Stored data entries
-=-=-
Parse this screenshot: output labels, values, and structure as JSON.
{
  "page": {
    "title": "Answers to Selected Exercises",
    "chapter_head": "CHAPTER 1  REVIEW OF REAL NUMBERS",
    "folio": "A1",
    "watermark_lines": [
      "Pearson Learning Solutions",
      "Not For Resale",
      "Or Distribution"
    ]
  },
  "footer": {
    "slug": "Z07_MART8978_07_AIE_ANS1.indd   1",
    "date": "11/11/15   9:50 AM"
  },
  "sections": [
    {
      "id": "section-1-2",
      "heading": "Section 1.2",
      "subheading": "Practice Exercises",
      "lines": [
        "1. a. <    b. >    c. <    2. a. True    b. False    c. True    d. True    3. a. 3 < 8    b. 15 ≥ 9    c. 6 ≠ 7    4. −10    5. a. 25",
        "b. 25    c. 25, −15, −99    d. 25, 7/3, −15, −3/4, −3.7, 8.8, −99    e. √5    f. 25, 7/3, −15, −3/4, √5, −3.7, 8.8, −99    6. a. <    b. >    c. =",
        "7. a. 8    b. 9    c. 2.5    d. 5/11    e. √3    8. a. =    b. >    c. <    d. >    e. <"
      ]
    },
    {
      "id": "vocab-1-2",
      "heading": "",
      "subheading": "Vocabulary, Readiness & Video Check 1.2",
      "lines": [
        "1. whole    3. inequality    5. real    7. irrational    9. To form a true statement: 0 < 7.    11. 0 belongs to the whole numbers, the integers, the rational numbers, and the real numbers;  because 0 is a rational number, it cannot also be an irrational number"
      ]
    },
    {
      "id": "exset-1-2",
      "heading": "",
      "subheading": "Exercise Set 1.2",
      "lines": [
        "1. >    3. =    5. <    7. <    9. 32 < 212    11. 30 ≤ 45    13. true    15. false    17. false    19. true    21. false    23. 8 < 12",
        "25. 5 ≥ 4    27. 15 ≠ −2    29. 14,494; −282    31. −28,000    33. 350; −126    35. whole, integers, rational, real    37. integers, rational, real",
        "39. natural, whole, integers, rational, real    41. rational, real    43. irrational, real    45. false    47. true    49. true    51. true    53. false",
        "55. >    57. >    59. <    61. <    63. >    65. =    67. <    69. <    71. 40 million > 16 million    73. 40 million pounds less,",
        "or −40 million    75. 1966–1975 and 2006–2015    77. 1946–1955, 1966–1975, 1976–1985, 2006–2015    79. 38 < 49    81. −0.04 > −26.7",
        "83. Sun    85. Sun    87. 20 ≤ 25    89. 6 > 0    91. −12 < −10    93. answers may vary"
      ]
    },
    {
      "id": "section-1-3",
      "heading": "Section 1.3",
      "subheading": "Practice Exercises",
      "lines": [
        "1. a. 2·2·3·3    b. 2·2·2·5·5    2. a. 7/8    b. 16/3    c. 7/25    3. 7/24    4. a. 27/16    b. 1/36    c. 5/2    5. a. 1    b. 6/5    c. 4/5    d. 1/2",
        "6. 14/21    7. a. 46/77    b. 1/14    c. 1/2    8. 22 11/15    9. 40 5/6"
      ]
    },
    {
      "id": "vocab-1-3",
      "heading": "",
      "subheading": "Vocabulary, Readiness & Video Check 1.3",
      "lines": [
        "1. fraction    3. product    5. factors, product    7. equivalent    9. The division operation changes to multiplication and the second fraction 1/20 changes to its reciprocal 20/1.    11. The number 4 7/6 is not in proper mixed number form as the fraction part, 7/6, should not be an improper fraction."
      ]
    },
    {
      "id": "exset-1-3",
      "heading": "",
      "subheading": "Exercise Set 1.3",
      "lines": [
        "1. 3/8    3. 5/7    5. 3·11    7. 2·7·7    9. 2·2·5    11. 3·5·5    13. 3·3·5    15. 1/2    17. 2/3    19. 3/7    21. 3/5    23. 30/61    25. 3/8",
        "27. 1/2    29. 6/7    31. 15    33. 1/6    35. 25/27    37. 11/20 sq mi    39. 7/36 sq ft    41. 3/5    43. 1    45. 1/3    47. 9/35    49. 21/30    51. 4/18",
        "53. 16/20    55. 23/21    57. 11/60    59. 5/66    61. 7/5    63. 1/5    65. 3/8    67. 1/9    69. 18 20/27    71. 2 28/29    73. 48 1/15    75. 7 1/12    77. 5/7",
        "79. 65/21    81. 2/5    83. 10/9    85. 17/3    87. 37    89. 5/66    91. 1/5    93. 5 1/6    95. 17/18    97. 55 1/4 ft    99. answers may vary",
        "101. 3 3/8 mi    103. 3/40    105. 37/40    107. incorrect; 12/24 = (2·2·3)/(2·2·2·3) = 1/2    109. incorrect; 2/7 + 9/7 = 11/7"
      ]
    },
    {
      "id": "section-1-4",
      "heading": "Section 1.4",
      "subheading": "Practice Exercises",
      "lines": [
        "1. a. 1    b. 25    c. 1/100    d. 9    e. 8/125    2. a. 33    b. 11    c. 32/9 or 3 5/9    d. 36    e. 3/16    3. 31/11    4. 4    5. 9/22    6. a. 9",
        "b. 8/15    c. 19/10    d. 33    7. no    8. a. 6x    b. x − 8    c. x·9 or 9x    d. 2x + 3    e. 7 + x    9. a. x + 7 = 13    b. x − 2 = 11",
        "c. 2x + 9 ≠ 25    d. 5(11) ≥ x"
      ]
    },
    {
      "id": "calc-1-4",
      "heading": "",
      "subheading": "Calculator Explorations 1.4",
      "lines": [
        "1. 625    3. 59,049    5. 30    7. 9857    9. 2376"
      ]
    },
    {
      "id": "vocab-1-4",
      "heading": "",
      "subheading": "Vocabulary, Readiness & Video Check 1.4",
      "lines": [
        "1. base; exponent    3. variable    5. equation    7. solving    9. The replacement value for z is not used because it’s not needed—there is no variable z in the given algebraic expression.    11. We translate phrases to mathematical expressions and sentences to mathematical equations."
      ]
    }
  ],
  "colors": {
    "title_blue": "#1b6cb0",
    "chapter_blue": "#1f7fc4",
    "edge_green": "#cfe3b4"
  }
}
-=-=-
> What you have to do
From the records above, extract every entry exactly as given.

> Correct result
Parse this screenshot: output labels, values, and structure as JSON.
{
  "page": {
    "title": "Answers to Selected Exercises",
    "chapter_head": "CHAPTER 1  REVIEW OF REAL NUMBERS",
    "folio": "A1",
    "watermark_lines": [
      "Pearson Learning Solutions",
      "Not For Resale",
      "Or Distribution"
    ]
  },
  "footer": {
    "slug": "Z07_MART8978_07_AIE_ANS1.indd   1",
    "date": "11/11/15   9:50 AM"
  },
  "sections": [
    {
      "id": "section-1-2",
      "heading": "Section 1.2",
      "subheading": "Practice Exercises",
      "lines": [
        "1. a. <    b. >    c. <    2. a. True    b. False    c. True    d. True    3. a. 3 < 8    b. 15 ≥ 9    c. 6 ≠ 7    4. −10    5. a. 25",
        "b. 25    c. 25, −15, −99    d. 25, 7/3, −15, −3/4, −3.7, 8.8, −99    e. √5    f. 25, 7/3, −15, −3/4, √5, −3.7, 8.8, −99    6. a. <    b. >    c. =",
        "7. a. 8    b. 9    c. 2.5    d. 5/11    e. √3    8. a. =    b. >    c. <    d. >    e. <"
      ]
    },
    {
      "id": "vocab-1-2",
      "heading": "",
      "subheading": "Vocabulary, Readiness & Video Check 1.2",
      "lines": [
        "1. whole    3. inequality    5. real    7. irrational    9. To form a true statement: 0 < 7.    11. 0 belongs to the whole numbers, the integers, the rational numbers, and the real numbers;  because 0 is a rational number, it cannot also be an irrational number"
      ]
    },
    {
      "id": "exset-1-2",
      "heading": "",
      "subheading": "Exercise Set 1.2",
      "lines": [
        "1. >    3. =    5. <    7. <    9. 32 < 212    11. 30 ≤ 45    13. true    15. false    17. false    19. true    21. false    23. 8 < 12",
        "25. 5 ≥ 4    27. 15 ≠ −2    29. 14,494; −282    31. −28,000    33. 350; −126    35. whole, integers, rational, real    37. integers, rational, real",
        "39. natural, whole, integers, rational, real    41. rational, real    43. irrational, real    45. false    47. true    49. true    51. true    53. false",
        "55. >    57. >    59. <    61. <    63. >    65. =    67. <    69. <    71. 40 million > 16 million    73. 40 million pounds less,",
        "or −40 million    75. 1966–1975 and 2006–2015    77. 1946–1955, 1966–1975, 1976–1985, 2006–2015    79. 38 < 49    81. −0.04 > −26.7",
        "83. Sun    85. Sun    87. 20 ≤ 25    89. 6 > 0    91. −12 < −10    93. answers may vary"
      ]
    },
    {
      "id": "section-1-3",
      "heading": "Section 1.3",
      "subheading": "Practice Exercises",
      "lines": [
        "1. a. 2·2·3·3    b. 2·2·2·5·5    2. a. 7/8    b. 16/3    c. 7/25    3. 7/24    4. a. 27/16    b. 1/36    c. 5/2    5. a. 1    b. 6/5    c. 4/5    d. 1/2",
        "6. 14/21    7. a. 46/77    b. 1/14    c. 1/2    8. 22 11/15    9. 40 5/6"
      ]
    },
    {
      "id": "vocab-1-3",
      "heading": "",
      "subheading": "Vocabulary, Readiness & Video Check 1.3",
      "lines": [
        "1. fraction    3. product    5. factors, product    7. equivalent    9. The division operation changes to multiplication and the second fraction 1/20 changes to its reciprocal 20/1.    11. The number 4 7/6 is not in proper mixed number form as the fraction part, 7/6, should not be an improper fraction."
      ]
    },
    {
      "id": "exset-1-3",
      "heading": "",
      "subheading": "Exercise Set 1.3",
      "lines": [
        "1. 3/8    3. 5/7    5. 3·11    7. 2·7·7    9. 2·2·5    11. 3·5·5    13. 3·3·5    15. 1/2    17. 2/3    19. 3/7    21. 3/5    23. 30/61    25. 3/8",
        "27. 1/2    29. 6/7    31. 15    33. 1/6    35. 25/27    37. 11/20 sq mi    39. 7/36 sq ft    41. 3/5    43. 1    45. 1/3    47. 9/35    49. 21/30    51. 4/18",
        "53. 16/20    55. 23/21    57. 11/60    59. 5/66    61. 7/5    63. 1/5    65. 3/8    67. 1/9    69. 18 20/27    71. 2 28/29    73. 48 1/15    75. 7 1/12    77. 5/7",
        "79. 65/21    81. 2/5    83. 10/9    85. 17/3    87. 37    89. 5/66    91. 1/5    93. 5 1/6    95. 17/18    97. 55 1/4 ft    99. answers may vary",
        "101. 3 3/8 mi    103. 3/40    105. 37/40    107. incorrect; 12/24 = (2·2·3)/(2·2·2·3) = 1/2    109. incorrect; 2/7 + 9/7 = 11/7"
      ]
    },
    {
      "id": "section-1-4",
      "heading": "Section 1.4",
      "subheading": "Practice Exercises",
      "lines": [
        "1. a. 1    b. 25    c. 1/100    d. 9    e. 8/125    2. a. 33    b. 11    c. 32/9 or 3 5/9    d. 36    e. 3/16    3. 31/11    4. 4    5. 9/22    6. a. 9",
        "b. 8/15    c. 19/10    d. 33    7. no    8. a. 6x    b. x − 8    c. x·9 or 9x    d. 2x + 3    e. 7 + x    9. a. x + 7 = 13    b. x − 2 = 11",
        "c. 2x + 9 ≠ 25    d. 5(11) ≥ x"
      ]
    },
    {
      "id": "calc-1-4",
      "heading": "",
      "subheading": "Calculator Explorations 1.4",
      "lines": [
        "1. 625    3. 59,049    5. 30    7. 9857    9. 2376"
      ]
    },
    {
      "id": "vocab-1-4",
      "heading": "",
      "subheading": "Vocabulary, Readiness & Video Check 1.4",
      "lines": [
        "1. base; exponent    3. variable    5. equation    7. solving    9. The replacement value for z is not used because it’s not needed—there is no variable z in the given algebraic expression.    11. We translate phrases to mathematical expressions and sentences to mathematical equations."
      ]
    }
  ],
  "colors": {
    "title_blue": "#1b6cb0",
    "chapter_blue": "#1f7fc4",
    "edge_green": "#cfe3b4"
  }
}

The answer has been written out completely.